I am processing point cloud data (150k points per cloud). I would like, for each (x,y) point, to compute the distance to a reference point O, and azimuth:
for each point p in points
dx = p.x - ox
dy = p.y - oy
d = hypot(dx, dy)
az = atan2(dy, dx)
I have a manual SSE implementation. I was hoping to make the code clearer using eigen:
ArrayXf x(points.size()), y(points.size());
for(unsigned i=0; i<points.size(); ++i) {
x[i] = points[i].x;
y[i] = points[i].y;
}
const ArrayXf d = (dx.square() + dy.square()).sqrt();
// implement a polynomial approximation to atan (same as the SSE)
However, from my timing experiments, this does not seem to vectorize at all as the time is the same as with the baseline implementation. And I know that SSE2 is enabled since I'm compiling some SSE2 code in the same file.
However, according to the doc, Eigen does take advantage of SSE2 when supported (and AVX in 3.3). Is it only for vectors and matrices operations?
EDIT: I studied the produced assembly code and it does contain some SSE instructions. But it's still slow
EDIT: here is more timing information. I'm looping over 100 frames, about 150k points per frame.
- naive implementation without atan2: 150ms
- sse implementation (processing points 4 by 4 and discarding the last few that don't fill a full packet): 30ms
- eigen implementation using an eigen map: 90ms (diff: 36ms, hypot: 16ms, index: 17ms)
here is my eigen code:
const Eigen::Map<const Eigen::ArrayXf, Eigen::Unaligned, Eigen::InnerStride<4> > px(&(points[0].x), points.size());
const Eigen::Map<const Eigen::ArrayXf, Eigen::Unaligned, Eigen::InnerStride<4> > py(&(points[0].y), points.size());
// difference with the origin (ox and oy are floats)
const Eigen::ArrayXf dx = px - ox, dy = py - oy;
// distance and index
const Eigen::ArrayXf d = sqrt(dx.square() + dy.square());
static const float r_res_mult = 1.0f / r_res; //2x faster than div
const Eigen::ArrayXi didx = (d * r_res_mult).cast<int>();

Entries from a dataset

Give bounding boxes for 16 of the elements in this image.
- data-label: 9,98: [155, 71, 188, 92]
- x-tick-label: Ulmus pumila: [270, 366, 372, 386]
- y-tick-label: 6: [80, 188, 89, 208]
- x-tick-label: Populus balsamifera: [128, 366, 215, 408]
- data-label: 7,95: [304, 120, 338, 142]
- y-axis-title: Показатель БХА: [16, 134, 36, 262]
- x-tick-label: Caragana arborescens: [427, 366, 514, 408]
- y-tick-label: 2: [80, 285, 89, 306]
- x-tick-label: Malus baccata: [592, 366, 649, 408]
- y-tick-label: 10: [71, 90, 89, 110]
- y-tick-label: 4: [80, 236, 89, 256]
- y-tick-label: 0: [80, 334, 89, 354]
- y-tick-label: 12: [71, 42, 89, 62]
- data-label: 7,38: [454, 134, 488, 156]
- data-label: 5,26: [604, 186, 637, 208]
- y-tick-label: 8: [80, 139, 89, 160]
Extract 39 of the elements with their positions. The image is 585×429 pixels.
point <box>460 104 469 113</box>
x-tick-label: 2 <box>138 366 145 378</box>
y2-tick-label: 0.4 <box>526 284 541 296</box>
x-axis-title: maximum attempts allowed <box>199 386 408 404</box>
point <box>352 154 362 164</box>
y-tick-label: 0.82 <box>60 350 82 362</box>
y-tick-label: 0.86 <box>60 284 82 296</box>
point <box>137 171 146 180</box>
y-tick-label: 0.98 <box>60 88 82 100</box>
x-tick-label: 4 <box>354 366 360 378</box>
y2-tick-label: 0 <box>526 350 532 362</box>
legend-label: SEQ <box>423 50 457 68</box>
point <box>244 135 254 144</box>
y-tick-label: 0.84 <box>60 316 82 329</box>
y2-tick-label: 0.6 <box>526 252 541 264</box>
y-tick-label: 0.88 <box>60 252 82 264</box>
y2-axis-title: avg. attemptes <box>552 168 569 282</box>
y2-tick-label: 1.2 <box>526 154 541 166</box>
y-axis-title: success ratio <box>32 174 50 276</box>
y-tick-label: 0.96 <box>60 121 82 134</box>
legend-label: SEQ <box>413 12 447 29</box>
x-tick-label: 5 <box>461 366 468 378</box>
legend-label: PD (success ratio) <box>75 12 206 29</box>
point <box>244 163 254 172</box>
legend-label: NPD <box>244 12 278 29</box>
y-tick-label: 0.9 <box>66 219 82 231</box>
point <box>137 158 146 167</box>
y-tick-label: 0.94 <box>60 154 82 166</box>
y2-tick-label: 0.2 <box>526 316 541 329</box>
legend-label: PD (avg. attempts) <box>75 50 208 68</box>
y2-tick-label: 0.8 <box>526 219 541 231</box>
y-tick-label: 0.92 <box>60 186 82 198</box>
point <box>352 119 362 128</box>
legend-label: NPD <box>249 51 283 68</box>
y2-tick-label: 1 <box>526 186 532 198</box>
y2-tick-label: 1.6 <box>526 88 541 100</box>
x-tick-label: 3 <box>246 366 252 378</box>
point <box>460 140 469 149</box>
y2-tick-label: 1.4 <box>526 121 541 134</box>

*TASK TO COMPLETE*.
According to the forum post, how long did the SSE implementation take over the 100 frames?

*TASK OUTPUT*.
30ms